▶ Problem to solve
Can you format the items, from the very first line through the line containing "- costs-arrow-icon: [828, 155, 942, 312]", as a numbered list with any blank lines left out?

▶ Provided entries
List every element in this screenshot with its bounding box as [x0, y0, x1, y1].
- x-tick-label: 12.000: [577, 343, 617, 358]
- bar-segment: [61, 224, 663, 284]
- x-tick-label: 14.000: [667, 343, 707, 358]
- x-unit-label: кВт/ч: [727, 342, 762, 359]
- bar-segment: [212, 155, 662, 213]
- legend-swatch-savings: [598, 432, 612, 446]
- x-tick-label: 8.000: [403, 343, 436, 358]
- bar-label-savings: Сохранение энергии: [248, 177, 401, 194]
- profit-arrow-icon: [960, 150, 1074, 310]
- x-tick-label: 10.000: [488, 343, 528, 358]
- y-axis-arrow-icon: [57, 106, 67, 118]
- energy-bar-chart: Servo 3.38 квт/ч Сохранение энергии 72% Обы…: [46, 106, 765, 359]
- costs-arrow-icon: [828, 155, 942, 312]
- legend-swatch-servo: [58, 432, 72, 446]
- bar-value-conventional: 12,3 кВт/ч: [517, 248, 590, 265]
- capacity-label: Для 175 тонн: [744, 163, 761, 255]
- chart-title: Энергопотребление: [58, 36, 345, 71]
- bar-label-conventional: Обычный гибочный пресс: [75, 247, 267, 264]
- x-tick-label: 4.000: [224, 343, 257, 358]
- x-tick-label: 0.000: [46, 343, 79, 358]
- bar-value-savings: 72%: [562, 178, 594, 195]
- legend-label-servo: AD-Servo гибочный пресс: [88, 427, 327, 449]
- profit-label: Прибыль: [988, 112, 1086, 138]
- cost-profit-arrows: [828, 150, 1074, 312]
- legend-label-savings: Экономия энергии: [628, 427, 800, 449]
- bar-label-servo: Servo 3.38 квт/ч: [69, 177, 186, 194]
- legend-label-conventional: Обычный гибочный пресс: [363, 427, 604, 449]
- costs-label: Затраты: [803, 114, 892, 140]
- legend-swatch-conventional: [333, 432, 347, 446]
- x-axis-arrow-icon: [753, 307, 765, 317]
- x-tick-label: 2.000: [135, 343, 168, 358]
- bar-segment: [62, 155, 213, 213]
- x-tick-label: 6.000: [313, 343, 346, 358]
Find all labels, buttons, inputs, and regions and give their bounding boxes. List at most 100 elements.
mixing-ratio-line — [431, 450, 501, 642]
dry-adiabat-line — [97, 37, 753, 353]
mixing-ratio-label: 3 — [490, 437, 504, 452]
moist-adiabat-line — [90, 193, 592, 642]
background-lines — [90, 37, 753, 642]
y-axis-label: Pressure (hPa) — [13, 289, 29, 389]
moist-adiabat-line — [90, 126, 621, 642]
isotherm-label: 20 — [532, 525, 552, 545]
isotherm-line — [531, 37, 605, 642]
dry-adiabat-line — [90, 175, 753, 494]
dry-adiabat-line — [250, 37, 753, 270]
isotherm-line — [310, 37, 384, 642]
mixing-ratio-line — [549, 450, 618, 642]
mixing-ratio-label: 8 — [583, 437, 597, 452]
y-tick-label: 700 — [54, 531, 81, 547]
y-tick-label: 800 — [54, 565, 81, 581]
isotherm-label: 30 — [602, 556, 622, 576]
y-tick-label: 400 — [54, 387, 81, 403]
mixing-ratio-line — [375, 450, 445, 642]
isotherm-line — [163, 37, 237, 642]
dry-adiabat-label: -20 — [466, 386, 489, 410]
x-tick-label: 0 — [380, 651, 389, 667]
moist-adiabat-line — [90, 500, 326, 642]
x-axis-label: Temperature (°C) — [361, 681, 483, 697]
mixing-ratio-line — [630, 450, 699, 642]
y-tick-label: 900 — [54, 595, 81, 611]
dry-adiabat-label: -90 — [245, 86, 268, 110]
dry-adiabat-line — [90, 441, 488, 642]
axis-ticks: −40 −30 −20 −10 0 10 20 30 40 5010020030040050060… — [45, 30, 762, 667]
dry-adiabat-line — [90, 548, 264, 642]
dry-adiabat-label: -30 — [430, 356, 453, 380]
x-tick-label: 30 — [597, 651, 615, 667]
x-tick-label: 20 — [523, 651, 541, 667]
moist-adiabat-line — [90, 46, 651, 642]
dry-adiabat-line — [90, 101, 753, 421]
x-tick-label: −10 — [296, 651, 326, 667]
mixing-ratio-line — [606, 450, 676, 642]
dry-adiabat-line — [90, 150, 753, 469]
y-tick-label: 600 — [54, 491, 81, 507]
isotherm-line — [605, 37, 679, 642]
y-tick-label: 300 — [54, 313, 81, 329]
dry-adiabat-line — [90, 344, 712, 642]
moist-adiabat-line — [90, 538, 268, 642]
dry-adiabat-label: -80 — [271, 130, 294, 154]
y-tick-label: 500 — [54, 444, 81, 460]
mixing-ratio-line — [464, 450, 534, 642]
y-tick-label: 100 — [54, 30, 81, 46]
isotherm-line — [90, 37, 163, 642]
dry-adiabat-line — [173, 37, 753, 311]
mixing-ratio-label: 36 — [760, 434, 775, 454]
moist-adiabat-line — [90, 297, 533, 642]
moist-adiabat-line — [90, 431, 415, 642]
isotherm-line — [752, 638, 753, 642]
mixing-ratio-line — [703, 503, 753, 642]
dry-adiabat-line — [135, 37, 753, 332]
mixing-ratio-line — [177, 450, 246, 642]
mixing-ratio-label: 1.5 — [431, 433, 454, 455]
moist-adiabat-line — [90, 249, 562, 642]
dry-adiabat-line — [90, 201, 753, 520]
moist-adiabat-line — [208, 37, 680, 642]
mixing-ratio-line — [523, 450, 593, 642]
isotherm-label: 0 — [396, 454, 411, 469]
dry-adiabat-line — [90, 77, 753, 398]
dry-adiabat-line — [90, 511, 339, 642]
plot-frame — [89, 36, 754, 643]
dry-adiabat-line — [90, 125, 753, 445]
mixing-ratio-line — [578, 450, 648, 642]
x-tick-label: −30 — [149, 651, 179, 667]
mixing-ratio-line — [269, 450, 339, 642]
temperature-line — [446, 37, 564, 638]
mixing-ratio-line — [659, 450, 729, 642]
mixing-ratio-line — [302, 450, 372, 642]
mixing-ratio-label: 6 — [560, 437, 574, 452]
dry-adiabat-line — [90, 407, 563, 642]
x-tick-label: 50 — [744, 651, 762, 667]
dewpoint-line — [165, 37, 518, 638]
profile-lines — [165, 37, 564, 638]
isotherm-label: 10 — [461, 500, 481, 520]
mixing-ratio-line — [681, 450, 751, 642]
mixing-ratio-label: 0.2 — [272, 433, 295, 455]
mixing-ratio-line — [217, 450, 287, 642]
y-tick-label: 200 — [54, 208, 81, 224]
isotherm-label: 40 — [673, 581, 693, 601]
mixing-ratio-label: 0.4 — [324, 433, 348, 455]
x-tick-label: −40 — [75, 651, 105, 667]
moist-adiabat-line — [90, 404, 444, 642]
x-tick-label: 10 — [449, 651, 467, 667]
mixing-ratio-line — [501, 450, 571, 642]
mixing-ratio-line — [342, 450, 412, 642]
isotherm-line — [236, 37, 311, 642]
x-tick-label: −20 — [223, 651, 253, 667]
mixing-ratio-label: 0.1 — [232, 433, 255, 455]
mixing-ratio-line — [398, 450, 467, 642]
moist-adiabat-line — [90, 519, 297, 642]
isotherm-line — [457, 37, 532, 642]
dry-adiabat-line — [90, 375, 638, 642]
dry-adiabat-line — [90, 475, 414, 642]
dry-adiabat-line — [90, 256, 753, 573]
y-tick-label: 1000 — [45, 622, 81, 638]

▶ Task solution
1. List every element in this screenshot with its bounding box as [x0, y0, x1, y1].
2. - x-tick-label: 12.000: [577, 343, 617, 358]
3. - bar-segment: [61, 224, 663, 284]
4. - x-tick-label: 14.000: [667, 343, 707, 358]
5. - x-unit-label: кВт/ч: [727, 342, 762, 359]
6. - bar-segment: [212, 155, 662, 213]
7. - legend-swatch-savings: [598, 432, 612, 446]
8. - x-tick-label: 8.000: [403, 343, 436, 358]
9. - bar-label-savings: Сохранение энергии: [248, 177, 401, 194]
10. - profit-arrow-icon: [960, 150, 1074, 310]
11. - x-tick-label: 10.000: [488, 343, 528, 358]
12. - y-axis-arrow-icon: [57, 106, 67, 118]
13. - energy-bar-chart: Servo 3.38 квт/ч Сохранение энергии 72% Обы…: [46, 106, 765, 359]
14. - costs-arrow-icon: [828, 155, 942, 312]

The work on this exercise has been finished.